→ Task data:
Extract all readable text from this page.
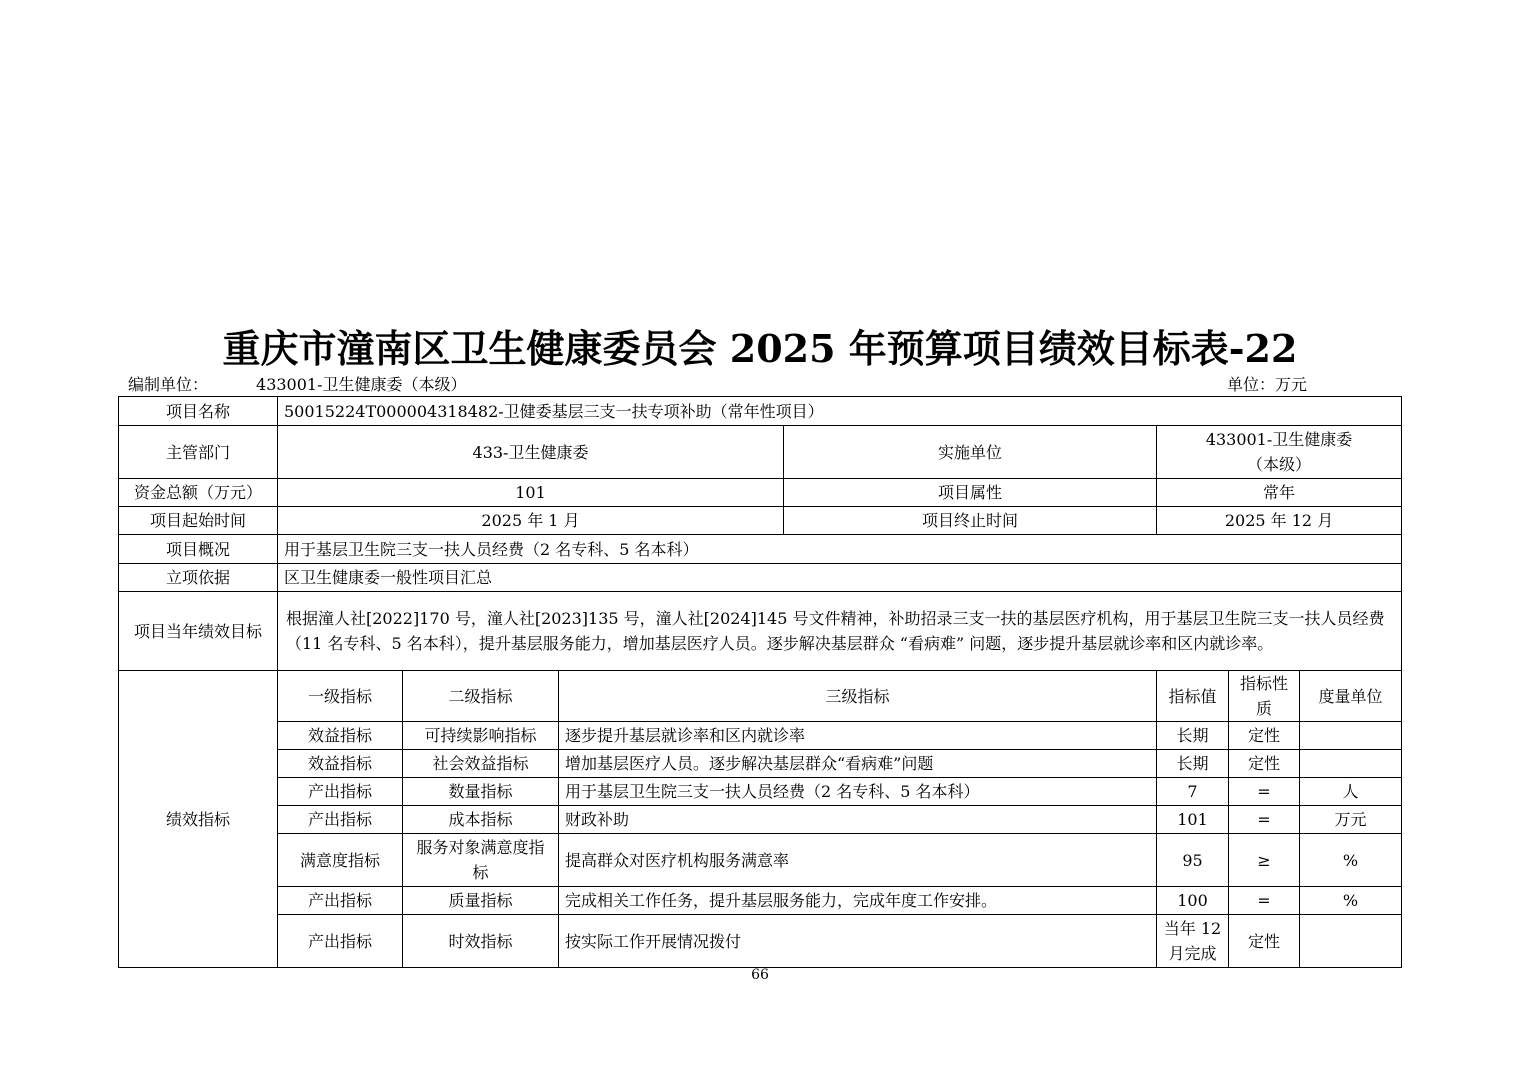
重庆市潼南区卫生健康委员会 2025 年预算项目绩效目标表-22
编制单位：	433001-卫生健康委（本级）	单位：万元
项目名称	50015224T000004318482-卫健委基层三支一扶专项补助（常年性项目）						
主管部门	433-卫生健康委			实施单位	433001-卫生健康委
（本级）		
资金总额（万元）	101			项目属性	常年		
项目起始时间	2025 年 1 月			项目终止时间	2025 年 12 月		
项目概况	用于基层卫生院三支一扶人员经费（2 名专科、5 名本科）						
立项依据	区卫生健康委一般性项目汇总						
项目当年绩效目标	根据潼人社[2022]170 号，潼人社[2023]135 号，潼人社[2024]145 号文件精神，补助招录三支一扶的基层医疗机构，用于基层卫生院三支一扶人员经费（11 名专科、5 名本科），提升基层服务能力，增加基层医疗人员。逐步解决基层群众 “看病难” 问题，逐步提升基层就诊率和区内就诊率。						
绩效指标	一级指标	二级指标	三级指标		指标值	指标性质	度量单位
	效益指标	可持续影响指标	逐步提升基层就诊率和区内就诊率		长期	定性	
	效益指标	社会效益指标	增加基层医疗人员。逐步解决基层群众“看病难”问题		长期	定性	
	产出指标	数量指标	用于基层卫生院三支一扶人员经费（2 名专科、5 名本科）		7	=	人
	产出指标	成本指标	财政补助		101	=	万元
	满意度指标	服务对象满意度指标	提高群众对医疗机构服务满意率		95	≥	%
	产出指标	质量指标	完成相关工作任务，提升基层服务能力，完成年度工作安排。		100	=	%
	产出指标	时效指标	按实际工作开展情况拨付		当年 12 月完成	定性	
66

→ Exercise goal:
Identify each line of the material where the word "增加基层医疗人员" shows up, and copy it.

→ The output:
项目当年绩效目标	根据潼人社[2022]170 号，潼人社[2023]135 号，潼人社[2024]145 号文件精神，补助招录三支一扶的基层医疗机构，用于基层卫生院三支一扶人员经费（11 名专科、5 名本科），提升基层服务能力，增加基层医疗人员。逐步解决基层群众 “看病难” 问题，逐步提升基层就诊率和区内就诊率。						
	效益指标	社会效益指标	增加基层医疗人员。逐步解决基层群众“看病难”问题		长期	定性	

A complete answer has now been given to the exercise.